TASK BRIEF | Your task is to print the material below exactly as presented.

GIVEN DATA |

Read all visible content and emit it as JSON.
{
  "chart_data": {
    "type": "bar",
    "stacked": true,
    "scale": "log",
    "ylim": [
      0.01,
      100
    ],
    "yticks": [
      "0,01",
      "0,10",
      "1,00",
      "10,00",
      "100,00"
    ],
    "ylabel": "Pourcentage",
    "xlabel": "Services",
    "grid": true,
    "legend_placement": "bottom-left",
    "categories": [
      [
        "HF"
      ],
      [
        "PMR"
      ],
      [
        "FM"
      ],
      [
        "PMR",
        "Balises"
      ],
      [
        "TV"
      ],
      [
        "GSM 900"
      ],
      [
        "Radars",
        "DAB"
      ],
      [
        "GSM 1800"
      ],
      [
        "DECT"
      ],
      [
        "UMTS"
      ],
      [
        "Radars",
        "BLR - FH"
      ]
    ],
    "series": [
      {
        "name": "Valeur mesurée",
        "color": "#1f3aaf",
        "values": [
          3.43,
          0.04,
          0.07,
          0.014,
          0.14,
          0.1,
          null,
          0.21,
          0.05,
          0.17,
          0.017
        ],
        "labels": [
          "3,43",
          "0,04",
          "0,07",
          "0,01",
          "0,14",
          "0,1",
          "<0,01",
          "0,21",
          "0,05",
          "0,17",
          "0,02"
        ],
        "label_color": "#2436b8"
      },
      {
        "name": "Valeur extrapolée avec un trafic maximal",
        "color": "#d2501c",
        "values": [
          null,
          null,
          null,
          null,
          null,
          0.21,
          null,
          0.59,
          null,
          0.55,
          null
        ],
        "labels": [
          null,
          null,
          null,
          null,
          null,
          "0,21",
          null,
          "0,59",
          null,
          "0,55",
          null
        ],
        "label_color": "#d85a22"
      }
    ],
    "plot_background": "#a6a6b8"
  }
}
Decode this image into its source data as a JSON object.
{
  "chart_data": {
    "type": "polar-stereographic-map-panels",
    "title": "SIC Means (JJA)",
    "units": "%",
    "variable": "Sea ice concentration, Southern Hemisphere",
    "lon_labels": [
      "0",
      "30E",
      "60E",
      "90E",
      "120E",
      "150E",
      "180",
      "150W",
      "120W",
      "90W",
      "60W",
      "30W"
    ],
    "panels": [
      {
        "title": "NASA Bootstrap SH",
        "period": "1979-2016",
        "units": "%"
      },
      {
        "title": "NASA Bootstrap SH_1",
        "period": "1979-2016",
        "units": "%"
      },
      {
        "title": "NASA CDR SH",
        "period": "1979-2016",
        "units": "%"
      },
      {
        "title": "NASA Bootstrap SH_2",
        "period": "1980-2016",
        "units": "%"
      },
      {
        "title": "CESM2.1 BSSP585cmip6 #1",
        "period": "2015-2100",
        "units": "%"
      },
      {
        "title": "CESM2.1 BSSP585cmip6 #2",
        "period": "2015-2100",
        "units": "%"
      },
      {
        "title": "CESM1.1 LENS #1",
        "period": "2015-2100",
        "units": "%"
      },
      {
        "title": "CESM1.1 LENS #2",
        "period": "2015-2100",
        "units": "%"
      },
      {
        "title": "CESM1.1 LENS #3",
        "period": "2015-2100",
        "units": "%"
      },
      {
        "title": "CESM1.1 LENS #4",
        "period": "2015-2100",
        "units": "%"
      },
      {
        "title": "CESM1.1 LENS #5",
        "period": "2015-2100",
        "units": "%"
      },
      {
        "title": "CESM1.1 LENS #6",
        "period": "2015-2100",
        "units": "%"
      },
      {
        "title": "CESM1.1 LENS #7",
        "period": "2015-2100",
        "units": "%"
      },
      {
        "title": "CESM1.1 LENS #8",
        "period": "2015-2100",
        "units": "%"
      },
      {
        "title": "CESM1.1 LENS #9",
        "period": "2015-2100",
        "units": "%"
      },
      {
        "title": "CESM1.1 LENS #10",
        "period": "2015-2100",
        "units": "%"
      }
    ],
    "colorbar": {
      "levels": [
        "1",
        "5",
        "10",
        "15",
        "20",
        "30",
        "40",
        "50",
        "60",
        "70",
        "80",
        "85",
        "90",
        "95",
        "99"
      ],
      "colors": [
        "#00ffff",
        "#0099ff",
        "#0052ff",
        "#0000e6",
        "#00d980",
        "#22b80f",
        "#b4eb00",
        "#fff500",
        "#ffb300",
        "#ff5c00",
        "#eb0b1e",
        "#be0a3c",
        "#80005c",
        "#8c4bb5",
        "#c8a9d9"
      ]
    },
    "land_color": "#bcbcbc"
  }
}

CORRECT ANSWER |
Read all visible content and emit it as JSON.
{
  "chart_data": {
    "type": "bar",
    "stacked": true,
    "scale": "log",
    "ylim": [
      0.01,
      100
    ],
    "yticks": [
      "0,01",
      "0,10",
      "1,00",
      "10,00",
      "100,00"
    ],
    "ylabel": "Pourcentage",
    "xlabel": "Services",
    "grid": true,
    "legend_placement": "bottom-left",
    "categories": [
      [
        "HF"
      ],
      [
        "PMR"
      ],
      [
        "FM"
      ],
      [
        "PMR",
        "Balises"
      ],
      [
        "TV"
      ],
      [
        "GSM 900"
      ],
      [
        "Radars",
        "DAB"
      ],
      [
        "GSM 1800"
      ],
      [
        "DECT"
      ],
      [
        "UMTS"
      ],
      [
        "Radars",
        "BLR - FH"
      ]
    ],
    "series": [
      {
        "name": "Valeur mesurée",
        "color": "#1f3aaf",
        "values": [
          3.43,
          0.04,
          0.07,
          0.014,
          0.14,
          0.1,
          null,
          0.21,
          0.05,
          0.17,
          0.017
        ],
        "labels": [
          "3,43",
          "0,04",
          "0,07",
          "0,01",
          "0,14",
          "0,1",
          "<0,01",
          "0,21",
          "0,05",
          "0,17",
          "0,02"
        ],
        "label_color": "#2436b8"
      },
      {
        "name": "Valeur extrapolée avec un trafic maximal",
        "color": "#d2501c",
        "values": [
          null,
          null,
          null,
          null,
          null,
          0.21,
          null,
          0.59,
          null,
          0.55,
          null
        ],
        "labels": [
          null,
          null,
          null,
          null,
          null,
          "0,21",
          null,
          "0,59",
          null,
          "0,55",
          null
        ],
        "label_color": "#d85a22"
      }
    ],
    "plot_background": "#a6a6b8"
  }
}
Decode this image into its source data as a JSON object.
{
  "chart_data": {
    "type": "polar-stereographic-map-panels",
    "title": "SIC Means (JJA)",
    "units": "%",
    "variable": "Sea ice concentration, Southern Hemisphere",
    "lon_labels": [
      "0",
      "30E",
      "60E",
      "90E",
      "120E",
      "150E",
      "180",
      "150W",
      "120W",
      "90W",
      "60W",
      "30W"
    ],
    "panels": [
      {
        "title": "NASA Bootstrap SH",
        "period": "1979-2016",
        "units": "%"
      },
      {
        "title": "NASA Bootstrap SH_1",
        "period": "1979-2016",
        "units": "%"
      },
      {
        "title": "NASA CDR SH",
        "period": "1979-2016",
        "units": "%"
      },
      {
        "title": "NASA Bootstrap SH_2",
        "period": "1980-2016",
        "units": "%"
      },
      {
        "title": "CESM2.1 BSSP585cmip6 #1",
        "period": "2015-2100",
        "units": "%"
      },
      {
        "title": "CESM2.1 BSSP585cmip6 #2",
        "period": "2015-2100",
        "units": "%"
      },
      {
        "title": "CESM1.1 LENS #1",
        "period": "2015-2100",
        "units": "%"
      },
      {
        "title": "CESM1.1 LENS #2",
        "period": "2015-2100",
        "units": "%"
      },
      {
        "title": "CESM1.1 LENS #3",
        "period": "2015-2100",
        "units": "%"
      },
      {
        "title": "CESM1.1 LENS #4",
        "period": "2015-2100",
        "units": "%"
      },
      {
        "title": "CESM1.1 LENS #5",
        "period": "2015-2100",
        "units": "%"
      },
      {
        "title": "CESM1.1 LENS #6",
        "period": "2015-2100",
        "units": "%"
      },
      {
        "title": "CESM1.1 LENS #7",
        "period": "2015-2100",
        "units": "%"
      },
      {
        "title": "CESM1.1 LENS #8",
        "period": "2015-2100",
        "units": "%"
      },
      {
        "title": "CESM1.1 LENS #9",
        "period": "2015-2100",
        "units": "%"
      },
      {
        "title": "CESM1.1 LENS #10",
        "period": "2015-2100",
        "units": "%"
      }
    ],
    "colorbar": {
      "levels": [
        "1",
        "5",
        "10",
        "15",
        "20",
        "30",
        "40",
        "50",
        "60",
        "70",
        "80",
        "85",
        "90",
        "95",
        "99"
      ],
      "colors": [
        "#00ffff",
        "#0099ff",
        "#0052ff",
        "#0000e6",
        "#00d980",
        "#22b80f",
        "#b4eb00",
        "#fff500",
        "#ffb300",
        "#ff5c00",
        "#eb0b1e",
        "#be0a3c",
        "#80005c",
        "#8c4bb5",
        "#c8a9d9"
      ]
    },
    "land_color": "#bcbcbc"
  }
}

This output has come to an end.